### WRITTEN PROBLEM
Search the listing below for the string "сорвется" and copy every line where it occurs.

━━━━━━━━

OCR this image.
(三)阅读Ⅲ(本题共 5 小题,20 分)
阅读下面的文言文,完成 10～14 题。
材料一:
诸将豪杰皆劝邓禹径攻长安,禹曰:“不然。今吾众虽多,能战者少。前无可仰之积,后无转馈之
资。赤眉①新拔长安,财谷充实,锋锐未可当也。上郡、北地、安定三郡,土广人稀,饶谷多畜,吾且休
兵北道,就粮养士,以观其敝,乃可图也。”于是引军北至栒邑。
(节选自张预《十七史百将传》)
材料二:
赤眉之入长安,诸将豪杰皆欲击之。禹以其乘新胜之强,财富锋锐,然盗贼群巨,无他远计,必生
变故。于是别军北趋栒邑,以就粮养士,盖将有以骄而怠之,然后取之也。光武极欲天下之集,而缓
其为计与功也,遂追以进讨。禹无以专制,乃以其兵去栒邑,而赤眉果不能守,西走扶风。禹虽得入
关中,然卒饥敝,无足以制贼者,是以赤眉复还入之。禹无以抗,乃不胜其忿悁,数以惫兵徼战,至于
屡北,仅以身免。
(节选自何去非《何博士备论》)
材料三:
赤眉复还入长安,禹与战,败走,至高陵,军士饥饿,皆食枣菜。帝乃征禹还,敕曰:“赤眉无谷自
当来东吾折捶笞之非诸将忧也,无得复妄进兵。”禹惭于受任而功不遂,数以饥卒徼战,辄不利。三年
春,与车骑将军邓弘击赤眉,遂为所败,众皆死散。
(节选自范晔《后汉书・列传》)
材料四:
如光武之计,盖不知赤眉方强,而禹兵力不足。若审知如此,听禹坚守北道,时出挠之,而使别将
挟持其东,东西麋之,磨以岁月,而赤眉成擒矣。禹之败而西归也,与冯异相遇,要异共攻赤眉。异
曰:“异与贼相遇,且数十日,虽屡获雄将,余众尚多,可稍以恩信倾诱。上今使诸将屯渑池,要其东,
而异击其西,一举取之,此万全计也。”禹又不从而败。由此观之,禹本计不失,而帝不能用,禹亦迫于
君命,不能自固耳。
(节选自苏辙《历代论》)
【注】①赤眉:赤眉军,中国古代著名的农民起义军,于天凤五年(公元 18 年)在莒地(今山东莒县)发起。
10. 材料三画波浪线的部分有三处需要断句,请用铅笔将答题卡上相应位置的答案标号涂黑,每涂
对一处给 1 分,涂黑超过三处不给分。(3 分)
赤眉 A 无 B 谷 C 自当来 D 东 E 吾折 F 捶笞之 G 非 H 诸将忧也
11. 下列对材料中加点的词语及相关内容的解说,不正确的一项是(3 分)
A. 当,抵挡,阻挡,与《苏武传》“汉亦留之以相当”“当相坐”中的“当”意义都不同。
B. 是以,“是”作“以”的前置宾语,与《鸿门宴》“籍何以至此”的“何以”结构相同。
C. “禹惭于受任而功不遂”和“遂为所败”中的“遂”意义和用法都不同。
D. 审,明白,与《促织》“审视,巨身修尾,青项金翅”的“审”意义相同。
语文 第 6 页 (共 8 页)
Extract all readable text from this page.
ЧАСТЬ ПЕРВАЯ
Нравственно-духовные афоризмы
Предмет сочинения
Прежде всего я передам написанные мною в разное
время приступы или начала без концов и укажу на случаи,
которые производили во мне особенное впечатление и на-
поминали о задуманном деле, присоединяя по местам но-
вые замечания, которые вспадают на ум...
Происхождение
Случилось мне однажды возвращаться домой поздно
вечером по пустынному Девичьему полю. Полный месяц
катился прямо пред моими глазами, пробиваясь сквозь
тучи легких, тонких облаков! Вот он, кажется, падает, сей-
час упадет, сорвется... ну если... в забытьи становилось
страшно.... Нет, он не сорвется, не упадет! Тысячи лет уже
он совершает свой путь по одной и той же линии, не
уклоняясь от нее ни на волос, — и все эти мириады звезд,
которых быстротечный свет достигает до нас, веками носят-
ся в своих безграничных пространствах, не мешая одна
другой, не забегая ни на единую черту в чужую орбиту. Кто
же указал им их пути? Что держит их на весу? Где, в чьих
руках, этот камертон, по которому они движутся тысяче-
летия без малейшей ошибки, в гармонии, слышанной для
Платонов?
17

━━━━━━━━

### TASK OUTPUT
час упадет, сорвется... ну если... в забытьи становилось
страшно.... Нет, он не сорвется, не упадет! Тысячи лет уже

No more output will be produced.